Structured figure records
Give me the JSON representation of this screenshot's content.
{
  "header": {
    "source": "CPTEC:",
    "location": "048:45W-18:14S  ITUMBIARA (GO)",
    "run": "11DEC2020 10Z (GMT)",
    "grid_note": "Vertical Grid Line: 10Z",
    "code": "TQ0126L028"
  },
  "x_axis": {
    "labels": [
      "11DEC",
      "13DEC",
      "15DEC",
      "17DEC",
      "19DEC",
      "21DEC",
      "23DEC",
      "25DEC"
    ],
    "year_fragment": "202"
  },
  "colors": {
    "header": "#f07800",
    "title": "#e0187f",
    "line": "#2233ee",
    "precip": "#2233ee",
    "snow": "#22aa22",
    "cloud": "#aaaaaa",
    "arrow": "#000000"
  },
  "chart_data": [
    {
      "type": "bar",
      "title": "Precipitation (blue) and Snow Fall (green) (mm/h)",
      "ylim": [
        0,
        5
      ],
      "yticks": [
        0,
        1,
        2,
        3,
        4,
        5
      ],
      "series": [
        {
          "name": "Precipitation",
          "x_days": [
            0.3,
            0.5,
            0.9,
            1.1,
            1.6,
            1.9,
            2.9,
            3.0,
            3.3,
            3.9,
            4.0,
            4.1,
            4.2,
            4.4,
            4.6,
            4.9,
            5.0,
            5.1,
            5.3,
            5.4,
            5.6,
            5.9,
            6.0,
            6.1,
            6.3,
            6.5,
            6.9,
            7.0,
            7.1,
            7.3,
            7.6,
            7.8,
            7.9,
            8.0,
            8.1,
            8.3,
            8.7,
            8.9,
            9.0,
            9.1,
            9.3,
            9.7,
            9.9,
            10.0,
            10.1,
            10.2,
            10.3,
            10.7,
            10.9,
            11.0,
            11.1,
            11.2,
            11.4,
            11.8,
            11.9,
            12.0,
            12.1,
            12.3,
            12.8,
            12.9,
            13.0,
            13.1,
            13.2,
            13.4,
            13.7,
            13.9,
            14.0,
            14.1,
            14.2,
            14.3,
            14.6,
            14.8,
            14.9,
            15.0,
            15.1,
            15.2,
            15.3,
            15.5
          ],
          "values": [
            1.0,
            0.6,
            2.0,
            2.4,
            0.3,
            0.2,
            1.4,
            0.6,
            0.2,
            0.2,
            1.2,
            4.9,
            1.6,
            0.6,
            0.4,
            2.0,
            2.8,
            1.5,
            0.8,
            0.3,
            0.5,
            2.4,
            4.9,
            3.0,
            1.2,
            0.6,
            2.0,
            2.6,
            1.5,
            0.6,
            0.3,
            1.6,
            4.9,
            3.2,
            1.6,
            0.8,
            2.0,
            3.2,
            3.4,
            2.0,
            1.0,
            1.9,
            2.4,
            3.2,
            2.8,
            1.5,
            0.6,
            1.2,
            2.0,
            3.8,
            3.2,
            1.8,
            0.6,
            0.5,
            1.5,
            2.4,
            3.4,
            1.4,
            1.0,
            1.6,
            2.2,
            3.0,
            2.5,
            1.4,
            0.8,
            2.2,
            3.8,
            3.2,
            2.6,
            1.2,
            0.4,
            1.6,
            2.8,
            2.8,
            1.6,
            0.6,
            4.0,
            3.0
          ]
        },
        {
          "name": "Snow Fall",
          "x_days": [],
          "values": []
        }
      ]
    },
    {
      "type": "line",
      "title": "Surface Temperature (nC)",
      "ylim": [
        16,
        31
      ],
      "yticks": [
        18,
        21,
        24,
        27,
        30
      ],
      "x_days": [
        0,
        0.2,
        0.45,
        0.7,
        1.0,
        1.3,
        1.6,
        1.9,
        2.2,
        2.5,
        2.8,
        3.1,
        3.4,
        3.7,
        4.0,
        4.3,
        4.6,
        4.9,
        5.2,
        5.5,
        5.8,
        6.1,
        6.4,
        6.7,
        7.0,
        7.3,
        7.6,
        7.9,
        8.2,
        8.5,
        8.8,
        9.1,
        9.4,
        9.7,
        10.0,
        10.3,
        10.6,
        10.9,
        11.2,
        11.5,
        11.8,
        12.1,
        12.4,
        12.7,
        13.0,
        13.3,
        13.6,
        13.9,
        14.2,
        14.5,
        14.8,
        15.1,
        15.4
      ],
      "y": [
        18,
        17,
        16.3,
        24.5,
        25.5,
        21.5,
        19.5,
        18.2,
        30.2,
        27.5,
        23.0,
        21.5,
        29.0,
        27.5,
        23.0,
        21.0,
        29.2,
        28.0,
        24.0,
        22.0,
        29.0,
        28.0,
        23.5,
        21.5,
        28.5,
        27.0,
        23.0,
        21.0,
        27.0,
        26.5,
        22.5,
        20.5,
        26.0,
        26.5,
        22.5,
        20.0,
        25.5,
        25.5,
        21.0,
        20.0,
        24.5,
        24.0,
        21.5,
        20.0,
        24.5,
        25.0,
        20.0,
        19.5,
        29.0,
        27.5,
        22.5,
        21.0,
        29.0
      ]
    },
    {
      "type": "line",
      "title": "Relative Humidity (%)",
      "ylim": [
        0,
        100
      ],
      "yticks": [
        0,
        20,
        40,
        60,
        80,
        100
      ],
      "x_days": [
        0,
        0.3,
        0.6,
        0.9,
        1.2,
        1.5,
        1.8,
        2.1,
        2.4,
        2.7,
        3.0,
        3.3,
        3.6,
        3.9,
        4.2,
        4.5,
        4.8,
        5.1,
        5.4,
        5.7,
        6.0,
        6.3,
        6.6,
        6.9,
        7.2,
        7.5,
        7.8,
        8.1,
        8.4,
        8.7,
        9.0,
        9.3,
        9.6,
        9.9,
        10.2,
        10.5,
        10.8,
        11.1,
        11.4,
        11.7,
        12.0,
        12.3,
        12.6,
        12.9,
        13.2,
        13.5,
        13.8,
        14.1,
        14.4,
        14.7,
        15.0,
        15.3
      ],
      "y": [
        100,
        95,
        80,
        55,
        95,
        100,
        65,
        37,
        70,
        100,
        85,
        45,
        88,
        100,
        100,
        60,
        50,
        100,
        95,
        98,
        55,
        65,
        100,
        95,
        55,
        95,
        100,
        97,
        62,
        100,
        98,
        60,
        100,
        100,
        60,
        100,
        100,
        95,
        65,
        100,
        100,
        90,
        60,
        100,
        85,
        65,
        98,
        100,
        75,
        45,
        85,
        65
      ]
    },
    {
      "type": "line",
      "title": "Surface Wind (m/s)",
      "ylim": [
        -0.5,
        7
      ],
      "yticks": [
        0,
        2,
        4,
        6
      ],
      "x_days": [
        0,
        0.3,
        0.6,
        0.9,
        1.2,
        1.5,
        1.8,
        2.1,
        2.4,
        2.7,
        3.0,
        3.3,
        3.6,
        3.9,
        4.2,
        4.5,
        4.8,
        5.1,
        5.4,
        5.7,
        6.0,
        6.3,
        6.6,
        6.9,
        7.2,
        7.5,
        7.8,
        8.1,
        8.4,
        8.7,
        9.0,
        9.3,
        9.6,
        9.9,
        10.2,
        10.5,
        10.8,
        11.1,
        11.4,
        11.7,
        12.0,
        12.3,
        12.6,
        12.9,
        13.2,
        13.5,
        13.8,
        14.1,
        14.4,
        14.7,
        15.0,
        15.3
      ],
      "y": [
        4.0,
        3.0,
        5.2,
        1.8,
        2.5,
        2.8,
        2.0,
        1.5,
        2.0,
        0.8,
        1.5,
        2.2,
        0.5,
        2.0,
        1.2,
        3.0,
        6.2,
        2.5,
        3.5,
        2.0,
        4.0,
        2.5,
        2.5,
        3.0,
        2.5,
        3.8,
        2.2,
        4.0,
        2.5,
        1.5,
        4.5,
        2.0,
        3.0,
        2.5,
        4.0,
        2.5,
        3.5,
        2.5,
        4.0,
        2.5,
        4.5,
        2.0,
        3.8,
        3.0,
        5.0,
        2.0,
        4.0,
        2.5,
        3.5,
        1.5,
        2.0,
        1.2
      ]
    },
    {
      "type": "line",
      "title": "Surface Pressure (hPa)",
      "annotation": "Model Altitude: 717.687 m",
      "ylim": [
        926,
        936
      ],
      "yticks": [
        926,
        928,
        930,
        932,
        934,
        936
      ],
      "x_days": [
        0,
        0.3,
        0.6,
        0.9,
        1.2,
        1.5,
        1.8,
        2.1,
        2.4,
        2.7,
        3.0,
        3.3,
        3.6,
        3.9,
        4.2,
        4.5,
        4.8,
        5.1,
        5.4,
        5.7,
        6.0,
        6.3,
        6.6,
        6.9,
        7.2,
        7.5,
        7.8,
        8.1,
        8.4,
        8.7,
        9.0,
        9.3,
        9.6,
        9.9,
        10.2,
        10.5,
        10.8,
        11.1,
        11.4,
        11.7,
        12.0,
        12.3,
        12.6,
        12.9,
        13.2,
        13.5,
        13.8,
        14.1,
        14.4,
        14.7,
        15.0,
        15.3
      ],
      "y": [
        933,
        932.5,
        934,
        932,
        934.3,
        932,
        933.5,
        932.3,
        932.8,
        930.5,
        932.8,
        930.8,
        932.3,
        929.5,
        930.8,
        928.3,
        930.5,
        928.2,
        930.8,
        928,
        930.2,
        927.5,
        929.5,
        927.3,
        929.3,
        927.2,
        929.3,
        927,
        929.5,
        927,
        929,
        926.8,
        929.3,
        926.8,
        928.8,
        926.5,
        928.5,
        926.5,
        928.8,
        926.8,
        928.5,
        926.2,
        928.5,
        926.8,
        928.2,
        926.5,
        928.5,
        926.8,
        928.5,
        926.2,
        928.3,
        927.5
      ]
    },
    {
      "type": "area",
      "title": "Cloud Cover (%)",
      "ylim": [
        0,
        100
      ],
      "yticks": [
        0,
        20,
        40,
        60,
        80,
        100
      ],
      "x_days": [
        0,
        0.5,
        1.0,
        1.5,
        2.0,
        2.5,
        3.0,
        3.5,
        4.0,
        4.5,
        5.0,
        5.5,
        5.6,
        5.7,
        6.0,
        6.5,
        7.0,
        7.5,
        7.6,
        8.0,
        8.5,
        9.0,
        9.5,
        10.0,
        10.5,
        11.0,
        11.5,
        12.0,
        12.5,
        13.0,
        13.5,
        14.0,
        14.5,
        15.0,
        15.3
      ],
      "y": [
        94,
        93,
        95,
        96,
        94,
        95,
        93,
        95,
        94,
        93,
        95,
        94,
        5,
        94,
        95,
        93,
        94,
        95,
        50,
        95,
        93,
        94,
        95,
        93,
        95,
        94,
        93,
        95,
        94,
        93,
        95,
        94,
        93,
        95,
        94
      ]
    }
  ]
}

## [Stated goal]
Answer with one number: how many lines of the entries above include the word "Fall".

## [Result]
2